— begin SUPPLIED DATA —

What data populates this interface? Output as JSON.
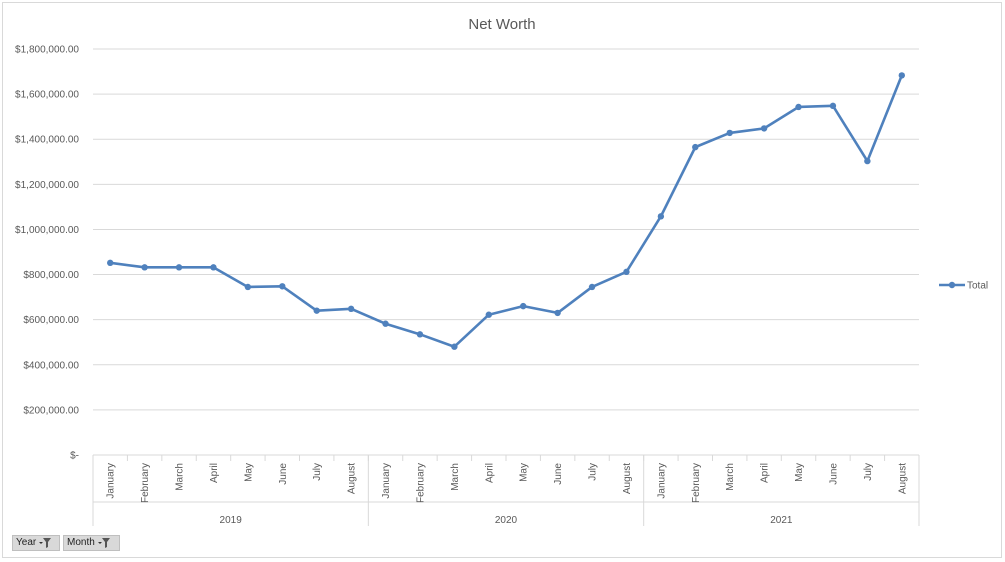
{
  "chart_data": {
    "type": "line",
    "title": "Net Worth",
    "xlabel": "",
    "ylabel": "",
    "ylim": [
      0,
      1800000
    ],
    "y_ticks": [
      {
        "value": 0,
        "label": "$-"
      },
      {
        "value": 200000,
        "label": "$200,000.00"
      },
      {
        "value": 400000,
        "label": "$400,000.00"
      },
      {
        "value": 600000,
        "label": "$600,000.00"
      },
      {
        "value": 800000,
        "label": "$800,000.00"
      },
      {
        "value": 1000000,
        "label": "$1,000,000.00"
      },
      {
        "value": 1200000,
        "label": "$1,200,000.00"
      },
      {
        "value": 1400000,
        "label": "$1,400,000.00"
      },
      {
        "value": 1600000,
        "label": "$1,600,000.00"
      },
      {
        "value": 1800000,
        "label": "$1,800,000.00"
      }
    ],
    "groups": [
      {
        "year": "2019",
        "months": [
          "January",
          "February",
          "March",
          "April",
          "May",
          "June",
          "July",
          "August"
        ]
      },
      {
        "year": "2020",
        "months": [
          "January",
          "February",
          "March",
          "April",
          "May",
          "June",
          "July",
          "August"
        ]
      },
      {
        "year": "2021",
        "months": [
          "January",
          "February",
          "March",
          "April",
          "May",
          "June",
          "July",
          "August"
        ]
      }
    ],
    "series": [
      {
        "name": "Total",
        "color": "#4f81bd",
        "values": [
          852000,
          832000,
          832000,
          832000,
          745000,
          748000,
          640000,
          648000,
          582000,
          535000,
          480000,
          622000,
          660000,
          630000,
          745000,
          812000,
          1058000,
          1365000,
          1428000,
          1448000,
          1543000,
          1548000,
          1303000,
          1683000
        ]
      }
    ],
    "grid": true,
    "legend_position": "right"
  },
  "filters": [
    {
      "label": "Year"
    },
    {
      "label": "Month"
    }
  ]
}
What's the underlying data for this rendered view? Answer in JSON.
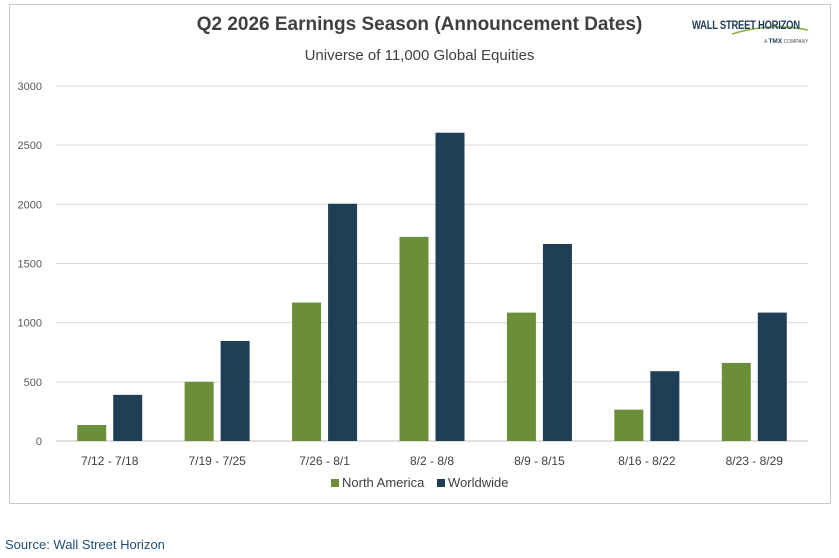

— end SUPPLIED DATA —

TASK DIRECTIONS
Filter the records above and return every line that holds the word "JSON".

RESPONSE FOR THIS EXERCISE
What data populates this interface? Output as JSON.
What's the underlying data for this rendered view? Answer in JSON.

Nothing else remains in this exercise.